## BEGIN Excerpted data

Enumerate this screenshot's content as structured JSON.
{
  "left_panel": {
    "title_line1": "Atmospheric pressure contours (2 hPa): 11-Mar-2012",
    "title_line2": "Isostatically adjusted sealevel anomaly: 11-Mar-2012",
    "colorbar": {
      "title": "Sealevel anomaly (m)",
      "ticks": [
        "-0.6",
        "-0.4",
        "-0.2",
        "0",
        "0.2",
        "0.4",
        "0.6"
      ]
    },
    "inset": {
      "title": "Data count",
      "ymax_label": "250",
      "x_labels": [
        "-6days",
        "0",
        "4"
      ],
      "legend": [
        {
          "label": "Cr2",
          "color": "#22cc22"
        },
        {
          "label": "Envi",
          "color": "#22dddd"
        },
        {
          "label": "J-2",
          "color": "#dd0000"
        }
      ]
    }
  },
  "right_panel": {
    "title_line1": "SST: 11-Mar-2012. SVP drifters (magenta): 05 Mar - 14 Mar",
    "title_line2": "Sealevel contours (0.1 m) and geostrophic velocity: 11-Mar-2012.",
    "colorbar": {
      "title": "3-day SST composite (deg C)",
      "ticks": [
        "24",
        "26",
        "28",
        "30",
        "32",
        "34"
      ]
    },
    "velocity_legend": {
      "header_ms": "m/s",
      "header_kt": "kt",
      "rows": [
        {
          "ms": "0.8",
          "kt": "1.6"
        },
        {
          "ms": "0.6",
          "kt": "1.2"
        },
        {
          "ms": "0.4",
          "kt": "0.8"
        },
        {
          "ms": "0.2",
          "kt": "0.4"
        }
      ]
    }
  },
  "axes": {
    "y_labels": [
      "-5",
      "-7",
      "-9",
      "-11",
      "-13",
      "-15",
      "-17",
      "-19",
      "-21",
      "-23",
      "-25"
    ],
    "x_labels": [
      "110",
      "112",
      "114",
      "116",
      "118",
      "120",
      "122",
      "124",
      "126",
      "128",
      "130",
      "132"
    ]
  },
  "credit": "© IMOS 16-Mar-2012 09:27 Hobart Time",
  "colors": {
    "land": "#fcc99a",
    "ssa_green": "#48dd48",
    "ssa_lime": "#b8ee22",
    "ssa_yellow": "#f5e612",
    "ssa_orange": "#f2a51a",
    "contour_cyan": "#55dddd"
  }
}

## END Excerpted data

- **Exercise**
Copy all of the data exactly.

- **Output for this exercise**
Enumerate this screenshot's content as structured JSON.
{
  "left_panel": {
    "title_line1": "Atmospheric pressure contours (2 hPa): 11-Mar-2012",
    "title_line2": "Isostatically adjusted sealevel anomaly: 11-Mar-2012",
    "colorbar": {
      "title": "Sealevel anomaly (m)",
      "ticks": [
        "-0.6",
        "-0.4",
        "-0.2",
        "0",
        "0.2",
        "0.4",
        "0.6"
      ]
    },
    "inset": {
      "title": "Data count",
      "ymax_label": "250",
      "x_labels": [
        "-6days",
        "0",
        "4"
      ],
      "legend": [
        {
          "label": "Cr2",
          "color": "#22cc22"
        },
        {
          "label": "Envi",
          "color": "#22dddd"
        },
        {
          "label": "J-2",
          "color": "#dd0000"
        }
      ]
    }
  },
  "right_panel": {
    "title_line1": "SST: 11-Mar-2012. SVP drifters (magenta): 05 Mar - 14 Mar",
    "title_line2": "Sealevel contours (0.1 m) and geostrophic velocity: 11-Mar-2012.",
    "colorbar": {
      "title": "3-day SST composite (deg C)",
      "ticks": [
        "24",
        "26",
        "28",
        "30",
        "32",
        "34"
      ]
    },
    "velocity_legend": {
      "header_ms": "m/s",
      "header_kt": "kt",
      "rows": [
        {
          "ms": "0.8",
          "kt": "1.6"
        },
        {
          "ms": "0.6",
          "kt": "1.2"
        },
        {
          "ms": "0.4",
          "kt": "0.8"
        },
        {
          "ms": "0.2",
          "kt": "0.4"
        }
      ]
    }
  },
  "axes": {
    "y_labels": [
      "-5",
      "-7",
      "-9",
      "-11",
      "-13",
      "-15",
      "-17",
      "-19",
      "-21",
      "-23",
      "-25"
    ],
    "x_labels": [
      "110",
      "112",
      "114",
      "116",
      "118",
      "120",
      "122",
      "124",
      "126",
      "128",
      "130",
      "132"
    ]
  },
  "credit": "© IMOS 16-Mar-2012 09:27 Hobart Time",
  "colors": {
    "land": "#fcc99a",
    "ssa_green": "#48dd48",
    "ssa_lime": "#b8ee22",
    "ssa_yellow": "#f5e612",
    "ssa_orange": "#f2a51a",
    "contour_cyan": "#55dddd"
  }
}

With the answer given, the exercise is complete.